» WHAT TO WORK ON: Print the complete set of entries exactly.
━━━
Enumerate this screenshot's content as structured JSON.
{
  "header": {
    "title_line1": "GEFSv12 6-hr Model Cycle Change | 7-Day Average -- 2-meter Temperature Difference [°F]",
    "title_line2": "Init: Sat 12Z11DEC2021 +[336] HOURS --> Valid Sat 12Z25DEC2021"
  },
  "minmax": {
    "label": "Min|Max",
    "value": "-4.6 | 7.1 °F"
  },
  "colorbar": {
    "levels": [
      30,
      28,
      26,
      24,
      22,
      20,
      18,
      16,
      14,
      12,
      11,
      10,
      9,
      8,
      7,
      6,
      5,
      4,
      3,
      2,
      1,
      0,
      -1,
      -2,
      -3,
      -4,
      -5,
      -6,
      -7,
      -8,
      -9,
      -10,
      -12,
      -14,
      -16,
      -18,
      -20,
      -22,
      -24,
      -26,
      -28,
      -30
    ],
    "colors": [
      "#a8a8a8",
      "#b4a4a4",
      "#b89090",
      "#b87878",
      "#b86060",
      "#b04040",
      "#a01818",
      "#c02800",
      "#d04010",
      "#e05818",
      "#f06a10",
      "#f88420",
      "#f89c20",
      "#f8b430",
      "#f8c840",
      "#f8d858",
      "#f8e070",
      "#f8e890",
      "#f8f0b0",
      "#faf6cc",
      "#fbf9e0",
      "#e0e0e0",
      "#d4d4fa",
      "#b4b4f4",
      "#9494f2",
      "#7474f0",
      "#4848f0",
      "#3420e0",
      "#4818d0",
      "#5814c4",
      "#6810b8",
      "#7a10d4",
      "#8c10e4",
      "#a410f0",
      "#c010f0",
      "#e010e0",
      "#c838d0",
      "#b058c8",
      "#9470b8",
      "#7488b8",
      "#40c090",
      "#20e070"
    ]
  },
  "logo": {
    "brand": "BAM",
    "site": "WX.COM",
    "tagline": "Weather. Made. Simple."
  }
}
━━━
» COMPLETED EXERCISE:
Enumerate this screenshot's content as structured JSON.
{
  "header": {
    "title_line1": "GEFSv12 6-hr Model Cycle Change | 7-Day Average -- 2-meter Temperature Difference [°F]",
    "title_line2": "Init: Sat 12Z11DEC2021 +[336] HOURS --> Valid Sat 12Z25DEC2021"
  },
  "minmax": {
    "label": "Min|Max",
    "value": "-4.6 | 7.1 °F"
  },
  "colorbar": {
    "levels": [
      30,
      28,
      26,
      24,
      22,
      20,
      18,
      16,
      14,
      12,
      11,
      10,
      9,
      8,
      7,
      6,
      5,
      4,
      3,
      2,
      1,
      0,
      -1,
      -2,
      -3,
      -4,
      -5,
      -6,
      -7,
      -8,
      -9,
      -10,
      -12,
      -14,
      -16,
      -18,
      -20,
      -22,
      -24,
      -26,
      -28,
      -30
    ],
    "colors": [
      "#a8a8a8",
      "#b4a4a4",
      "#b89090",
      "#b87878",
      "#b86060",
      "#b04040",
      "#a01818",
      "#c02800",
      "#d04010",
      "#e05818",
      "#f06a10",
      "#f88420",
      "#f89c20",
      "#f8b430",
      "#f8c840",
      "#f8d858",
      "#f8e070",
      "#f8e890",
      "#f8f0b0",
      "#faf6cc",
      "#fbf9e0",
      "#e0e0e0",
      "#d4d4fa",
      "#b4b4f4",
      "#9494f2",
      "#7474f0",
      "#4848f0",
      "#3420e0",
      "#4818d0",
      "#5814c4",
      "#6810b8",
      "#7a10d4",
      "#8c10e4",
      "#a410f0",
      "#c010f0",
      "#e010e0",
      "#c838d0",
      "#b058c8",
      "#9470b8",
      "#7488b8",
      "#40c090",
      "#20e070"
    ]
  },
  "logo": {
    "brand": "BAM",
    "site": "WX.COM",
    "tagline": "Weather. Made. Simple."
  }
}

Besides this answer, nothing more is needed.